## [DIRECTIVE]
Quote the full listing word for word.

· · ·

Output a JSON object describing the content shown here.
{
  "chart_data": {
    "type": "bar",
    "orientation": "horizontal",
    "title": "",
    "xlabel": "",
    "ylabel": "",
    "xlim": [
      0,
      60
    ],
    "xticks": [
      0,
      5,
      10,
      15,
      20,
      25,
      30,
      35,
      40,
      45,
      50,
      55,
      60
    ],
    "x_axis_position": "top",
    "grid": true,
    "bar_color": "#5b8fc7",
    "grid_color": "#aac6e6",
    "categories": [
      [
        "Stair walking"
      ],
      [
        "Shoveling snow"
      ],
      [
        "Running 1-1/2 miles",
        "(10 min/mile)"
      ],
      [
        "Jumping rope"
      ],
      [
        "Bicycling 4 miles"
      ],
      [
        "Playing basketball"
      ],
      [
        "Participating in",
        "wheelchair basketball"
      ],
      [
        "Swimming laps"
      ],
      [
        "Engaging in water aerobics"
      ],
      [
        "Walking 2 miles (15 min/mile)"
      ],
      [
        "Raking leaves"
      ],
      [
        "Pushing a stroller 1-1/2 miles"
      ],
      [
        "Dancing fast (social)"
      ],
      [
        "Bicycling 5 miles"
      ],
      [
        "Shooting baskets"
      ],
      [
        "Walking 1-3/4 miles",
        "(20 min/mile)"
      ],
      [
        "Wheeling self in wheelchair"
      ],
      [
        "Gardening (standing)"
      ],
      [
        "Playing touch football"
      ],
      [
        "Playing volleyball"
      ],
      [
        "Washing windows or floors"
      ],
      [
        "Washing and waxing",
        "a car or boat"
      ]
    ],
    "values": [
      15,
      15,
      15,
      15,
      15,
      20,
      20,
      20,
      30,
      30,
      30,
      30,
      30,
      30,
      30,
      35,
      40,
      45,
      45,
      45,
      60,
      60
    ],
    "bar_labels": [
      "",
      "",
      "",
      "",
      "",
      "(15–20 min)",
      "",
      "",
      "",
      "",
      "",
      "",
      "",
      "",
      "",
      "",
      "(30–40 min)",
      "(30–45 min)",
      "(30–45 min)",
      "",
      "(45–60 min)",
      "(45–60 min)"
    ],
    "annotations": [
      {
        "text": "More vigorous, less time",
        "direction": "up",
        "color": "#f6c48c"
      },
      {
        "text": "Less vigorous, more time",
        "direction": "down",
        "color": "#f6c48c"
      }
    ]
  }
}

· · ·

## [REPLY]
Output a JSON object describing the content shown here.
{
  "chart_data": {
    "type": "bar",
    "orientation": "horizontal",
    "title": "",
    "xlabel": "",
    "ylabel": "",
    "xlim": [
      0,
      60
    ],
    "xticks": [
      0,
      5,
      10,
      15,
      20,
      25,
      30,
      35,
      40,
      45,
      50,
      55,
      60
    ],
    "x_axis_position": "top",
    "grid": true,
    "bar_color": "#5b8fc7",
    "grid_color": "#aac6e6",
    "categories": [
      [
        "Stair walking"
      ],
      [
        "Shoveling snow"
      ],
      [
        "Running 1-1/2 miles",
        "(10 min/mile)"
      ],
      [
        "Jumping rope"
      ],
      [
        "Bicycling 4 miles"
      ],
      [
        "Playing basketball"
      ],
      [
        "Participating in",
        "wheelchair basketball"
      ],
      [
        "Swimming laps"
      ],
      [
        "Engaging in water aerobics"
      ],
      [
        "Walking 2 miles (15 min/mile)"
      ],
      [
        "Raking leaves"
      ],
      [
        "Pushing a stroller 1-1/2 miles"
      ],
      [
        "Dancing fast (social)"
      ],
      [
        "Bicycling 5 miles"
      ],
      [
        "Shooting baskets"
      ],
      [
        "Walking 1-3/4 miles",
        "(20 min/mile)"
      ],
      [
        "Wheeling self in wheelchair"
      ],
      [
        "Gardening (standing)"
      ],
      [
        "Playing touch football"
      ],
      [
        "Playing volleyball"
      ],
      [
        "Washing windows or floors"
      ],
      [
        "Washing and waxing",
        "a car or boat"
      ]
    ],
    "values": [
      15,
      15,
      15,
      15,
      15,
      20,
      20,
      20,
      30,
      30,
      30,
      30,
      30,
      30,
      30,
      35,
      40,
      45,
      45,
      45,
      60,
      60
    ],
    "bar_labels": [
      "",
      "",
      "",
      "",
      "",
      "(15–20 min)",
      "",
      "",
      "",
      "",
      "",
      "",
      "",
      "",
      "",
      "",
      "(30–40 min)",
      "(30–45 min)",
      "(30–45 min)",
      "",
      "(45–60 min)",
      "(45–60 min)"
    ],
    "annotations": [
      {
        "text": "More vigorous, less time",
        "direction": "up",
        "color": "#f6c48c"
      },
      {
        "text": "Less vigorous, more time",
        "direction": "down",
        "color": "#f6c48c"
      }
    ]
  }
}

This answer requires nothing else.